_REQUIREMENTS_.
Pick out every line holding the string "feet" and copy it.
-*-
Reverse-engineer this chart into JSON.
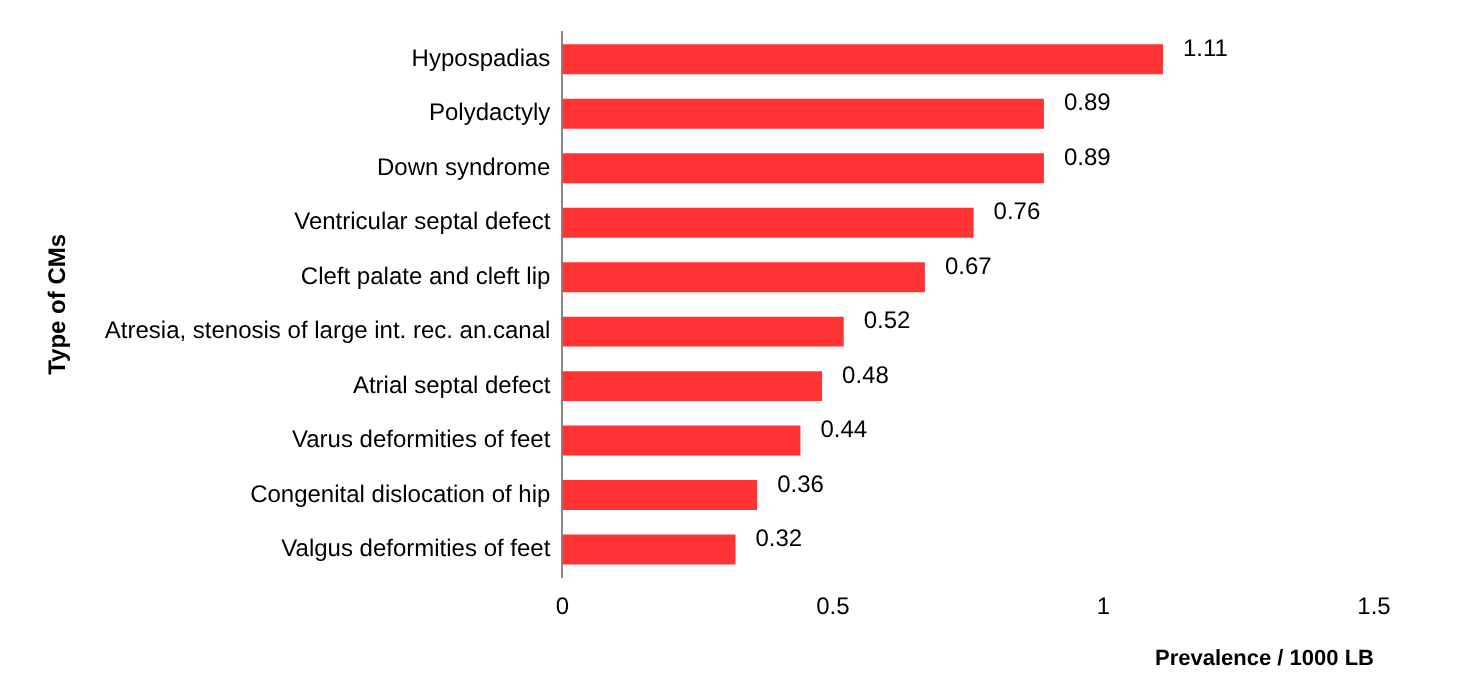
{
  "chart_data": {
    "type": "bar",
    "orientation": "horizontal",
    "xlabel": "Prevalence / 1000 LB",
    "ylabel": "Type of CMs",
    "categories": [
      "Hypospadias",
      "Polydactyly",
      "Down syndrome",
      "Ventricular septal defect",
      "Cleft palate and cleft lip",
      "Atresia, stenosis of large int. rec. an.canal",
      "Atrial septal defect",
      "Varus deformities of feet",
      "Congenital dislocation of hip",
      "Valgus deformities of feet"
    ],
    "values": [
      1.11,
      0.89,
      0.89,
      0.76,
      0.67,
      0.52,
      0.48,
      0.44,
      0.36,
      0.32
    ],
    "color": "#ff3333",
    "xlim": [
      0,
      1.5
    ],
    "xticks": [
      0,
      0.5,
      1,
      1.5
    ],
    "grid": false,
    "legend": false,
    "data_labels": true
  }
}
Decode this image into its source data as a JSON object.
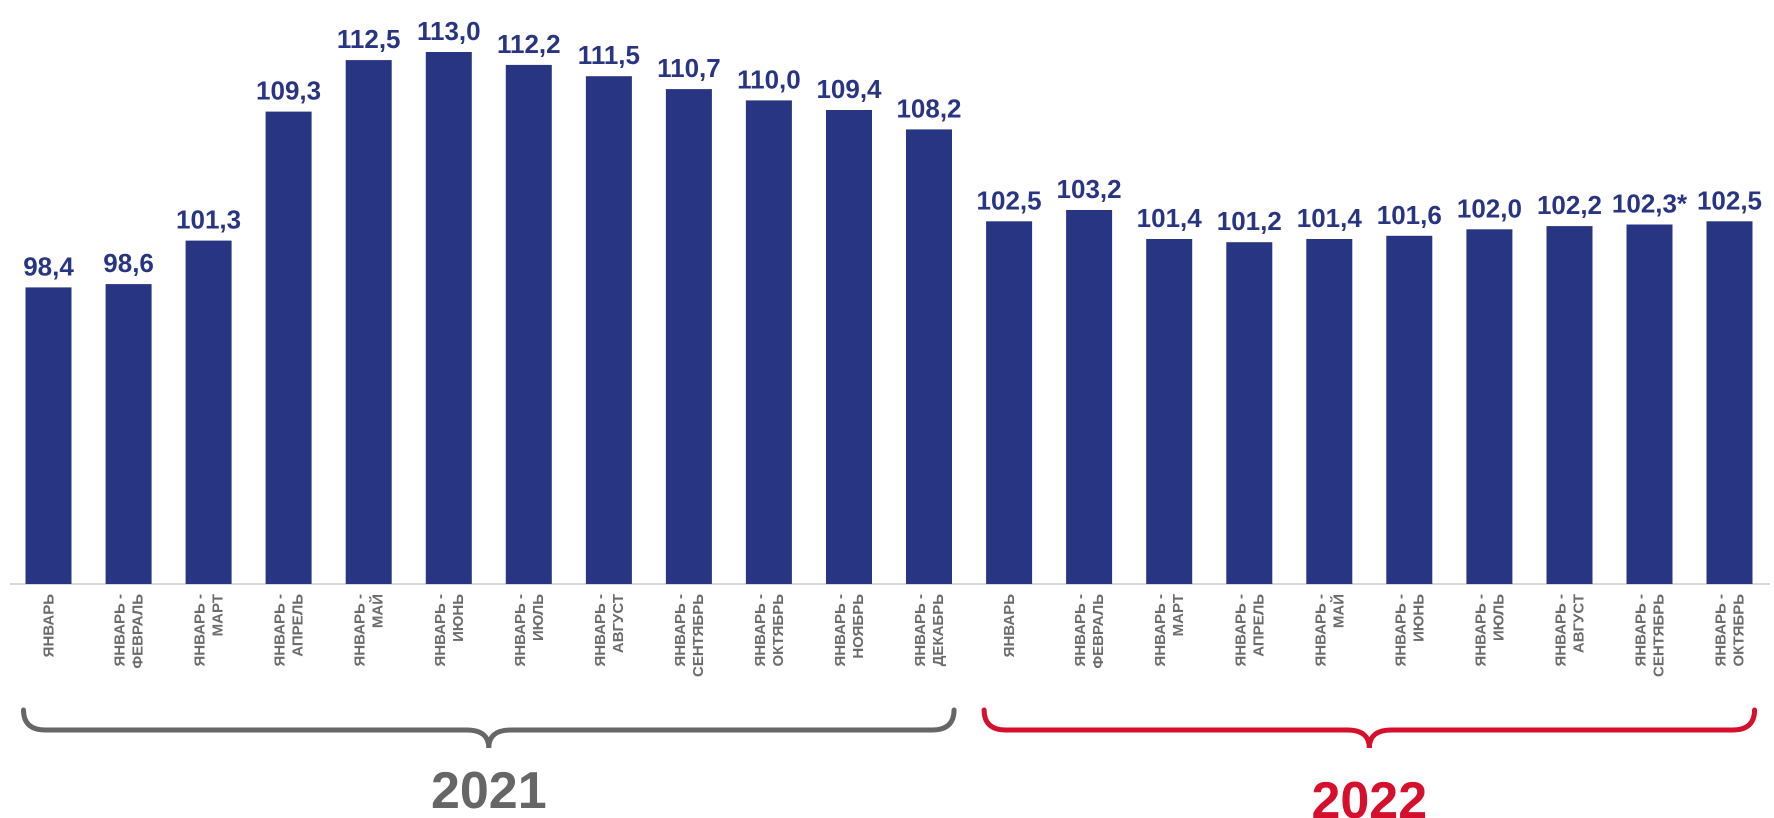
{
  "chart_data": {
    "type": "bar",
    "categories": [
      "ЯНВАРЬ",
      "ЯНВАРЬ - ФЕВРАЛЬ",
      "ЯНВАРЬ - МАРТ",
      "ЯНВАРЬ - АПРЕЛЬ",
      "ЯНВАРЬ - МАЙ",
      "ЯНВАРЬ - ИЮНЬ",
      "ЯНВАРЬ - ИЮЛЬ",
      "ЯНВАРЬ - АВГУСТ",
      "ЯНВАРЬ - СЕНТЯБРЬ",
      "ЯНВАРЬ - ОКТЯБРЬ",
      "ЯНВАРЬ - НОЯБРЬ",
      "ЯНВАРЬ - ДЕКАБРЬ",
      "ЯНВАРЬ",
      "ЯНВАРЬ - ФЕВРАЛЬ",
      "ЯНВАРЬ - МАРТ",
      "ЯНВАРЬ - АПРЕЛЬ",
      "ЯНВАРЬ - МАЙ",
      "ЯНВАРЬ - ИЮНЬ",
      "ЯНВАРЬ - ИЮЛЬ",
      "ЯНВАРЬ - АВГУСТ",
      "ЯНВАРЬ - СЕНТЯБРЬ",
      "ЯНВАРЬ - ОКТЯБРЬ"
    ],
    "values": [
      98.4,
      98.6,
      101.3,
      109.3,
      112.5,
      113.0,
      112.2,
      111.5,
      110.7,
      110.0,
      109.4,
      108.2,
      102.5,
      103.2,
      101.4,
      101.2,
      101.4,
      101.6,
      102.0,
      102.2,
      102.3,
      102.5
    ],
    "value_labels": [
      "98,4",
      "98,6",
      "101,3",
      "109,3",
      "112,5",
      "113,0",
      "112,2",
      "111,5",
      "110,7",
      "110,0",
      "109,4",
      "108,2",
      "102,5",
      "103,2",
      "101,4",
      "101,2",
      "101,4",
      "101,6",
      "102,0",
      "102,2",
      "102,3*",
      "102,5"
    ],
    "groups": [
      {
        "label": "2021",
        "color": "#666666",
        "count": 12
      },
      {
        "label": "2022",
        "color": "#d50f2c",
        "count": 10
      }
    ],
    "bar_color": "#283583",
    "label_color": "#283583",
    "tick_color": "#6b6b6b",
    "title": "",
    "xlabel": "",
    "ylabel": "",
    "ylim": [
      80,
      113
    ],
    "grid": false,
    "legend": "none"
  }
}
-*-
_RESULT OF THE EXERCISE_.
      "Varus deformities of feet",
      "Valgus deformities of feet"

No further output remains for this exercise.